Stored items:
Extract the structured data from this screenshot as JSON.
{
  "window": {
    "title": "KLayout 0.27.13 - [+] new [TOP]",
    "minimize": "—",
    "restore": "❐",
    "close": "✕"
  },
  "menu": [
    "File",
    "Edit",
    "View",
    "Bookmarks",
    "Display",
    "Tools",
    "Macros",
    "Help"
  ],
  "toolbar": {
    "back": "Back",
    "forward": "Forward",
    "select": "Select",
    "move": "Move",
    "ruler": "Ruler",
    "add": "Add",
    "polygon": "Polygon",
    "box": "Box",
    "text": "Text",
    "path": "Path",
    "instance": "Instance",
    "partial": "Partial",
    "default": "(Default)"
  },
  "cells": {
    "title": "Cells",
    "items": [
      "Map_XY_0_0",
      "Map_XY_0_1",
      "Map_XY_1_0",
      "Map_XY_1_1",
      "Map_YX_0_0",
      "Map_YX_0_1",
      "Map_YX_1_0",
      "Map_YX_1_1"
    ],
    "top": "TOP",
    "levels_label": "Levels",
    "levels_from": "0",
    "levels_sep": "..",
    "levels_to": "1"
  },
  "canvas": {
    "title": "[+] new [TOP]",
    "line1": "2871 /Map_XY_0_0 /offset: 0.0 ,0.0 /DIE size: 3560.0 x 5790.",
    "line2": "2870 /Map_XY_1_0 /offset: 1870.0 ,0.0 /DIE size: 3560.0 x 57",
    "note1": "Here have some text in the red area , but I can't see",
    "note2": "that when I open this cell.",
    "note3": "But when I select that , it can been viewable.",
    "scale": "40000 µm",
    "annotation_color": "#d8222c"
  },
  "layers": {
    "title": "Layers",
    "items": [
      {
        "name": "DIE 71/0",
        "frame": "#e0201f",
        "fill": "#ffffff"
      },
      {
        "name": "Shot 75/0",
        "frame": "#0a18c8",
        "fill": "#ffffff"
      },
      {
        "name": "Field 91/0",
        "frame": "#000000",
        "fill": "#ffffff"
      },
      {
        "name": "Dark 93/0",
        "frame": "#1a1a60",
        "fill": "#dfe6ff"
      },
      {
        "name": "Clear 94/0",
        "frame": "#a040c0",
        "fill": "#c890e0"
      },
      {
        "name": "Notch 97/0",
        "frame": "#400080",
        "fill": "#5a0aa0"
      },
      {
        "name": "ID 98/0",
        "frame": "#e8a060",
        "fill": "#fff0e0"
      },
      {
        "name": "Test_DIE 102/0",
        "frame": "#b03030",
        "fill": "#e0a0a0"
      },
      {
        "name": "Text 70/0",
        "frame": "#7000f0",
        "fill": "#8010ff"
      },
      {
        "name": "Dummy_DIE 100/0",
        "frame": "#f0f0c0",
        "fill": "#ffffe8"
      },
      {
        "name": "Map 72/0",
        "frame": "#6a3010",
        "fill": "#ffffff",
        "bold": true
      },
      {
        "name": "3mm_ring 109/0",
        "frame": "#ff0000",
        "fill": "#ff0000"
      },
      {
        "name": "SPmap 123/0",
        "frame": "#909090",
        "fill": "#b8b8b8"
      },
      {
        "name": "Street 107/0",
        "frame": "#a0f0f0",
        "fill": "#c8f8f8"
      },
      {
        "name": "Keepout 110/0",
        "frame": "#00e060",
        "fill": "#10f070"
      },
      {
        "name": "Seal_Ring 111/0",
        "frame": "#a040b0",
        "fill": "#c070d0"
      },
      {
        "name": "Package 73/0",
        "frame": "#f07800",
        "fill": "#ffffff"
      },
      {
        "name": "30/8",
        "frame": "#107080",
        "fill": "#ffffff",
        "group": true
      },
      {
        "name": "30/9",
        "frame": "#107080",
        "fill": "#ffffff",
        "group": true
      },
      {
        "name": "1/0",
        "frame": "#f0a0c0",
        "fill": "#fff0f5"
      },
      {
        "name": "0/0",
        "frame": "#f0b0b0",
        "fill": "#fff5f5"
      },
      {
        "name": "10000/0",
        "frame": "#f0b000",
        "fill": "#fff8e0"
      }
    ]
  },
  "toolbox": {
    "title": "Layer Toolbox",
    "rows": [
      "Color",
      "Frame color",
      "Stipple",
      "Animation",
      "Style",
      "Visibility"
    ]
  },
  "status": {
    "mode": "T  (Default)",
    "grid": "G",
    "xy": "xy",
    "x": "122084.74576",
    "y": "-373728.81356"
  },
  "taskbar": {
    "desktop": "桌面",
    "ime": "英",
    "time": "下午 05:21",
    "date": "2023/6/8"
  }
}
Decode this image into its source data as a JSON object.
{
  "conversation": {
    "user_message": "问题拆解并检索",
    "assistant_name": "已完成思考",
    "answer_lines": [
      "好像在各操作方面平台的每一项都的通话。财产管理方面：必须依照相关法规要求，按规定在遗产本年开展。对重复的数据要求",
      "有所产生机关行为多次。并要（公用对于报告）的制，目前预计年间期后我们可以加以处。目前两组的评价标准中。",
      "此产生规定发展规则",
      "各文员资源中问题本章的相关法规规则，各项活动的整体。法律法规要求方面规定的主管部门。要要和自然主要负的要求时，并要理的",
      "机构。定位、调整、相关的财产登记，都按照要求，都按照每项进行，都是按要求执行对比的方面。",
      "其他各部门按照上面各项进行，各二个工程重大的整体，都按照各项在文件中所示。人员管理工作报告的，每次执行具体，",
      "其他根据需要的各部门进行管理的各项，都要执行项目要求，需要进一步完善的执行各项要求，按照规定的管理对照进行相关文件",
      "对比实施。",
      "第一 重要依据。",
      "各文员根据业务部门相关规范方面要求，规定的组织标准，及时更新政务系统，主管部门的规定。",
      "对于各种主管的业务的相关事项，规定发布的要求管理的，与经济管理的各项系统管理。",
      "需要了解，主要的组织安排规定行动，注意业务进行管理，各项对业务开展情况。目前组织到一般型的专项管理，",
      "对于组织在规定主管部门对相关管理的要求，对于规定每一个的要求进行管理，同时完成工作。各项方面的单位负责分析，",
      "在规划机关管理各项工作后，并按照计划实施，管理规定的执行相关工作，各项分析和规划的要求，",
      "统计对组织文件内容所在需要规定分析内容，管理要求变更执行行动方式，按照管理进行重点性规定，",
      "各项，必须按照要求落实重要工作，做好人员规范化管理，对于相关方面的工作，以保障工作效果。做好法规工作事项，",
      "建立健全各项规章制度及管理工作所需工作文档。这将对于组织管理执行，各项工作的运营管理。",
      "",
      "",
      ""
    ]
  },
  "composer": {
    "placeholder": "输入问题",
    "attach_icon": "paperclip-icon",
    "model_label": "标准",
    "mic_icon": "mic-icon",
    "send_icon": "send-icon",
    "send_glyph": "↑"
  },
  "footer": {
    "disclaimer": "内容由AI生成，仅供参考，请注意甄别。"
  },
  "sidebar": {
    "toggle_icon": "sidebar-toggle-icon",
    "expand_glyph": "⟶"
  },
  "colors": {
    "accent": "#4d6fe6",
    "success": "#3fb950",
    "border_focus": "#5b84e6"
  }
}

> Your task: Search the records for the string "select" and return every line in which it occurs.

> Solution:
    "select": "Select",
    "note3": "But when I select that , it can been viewable.",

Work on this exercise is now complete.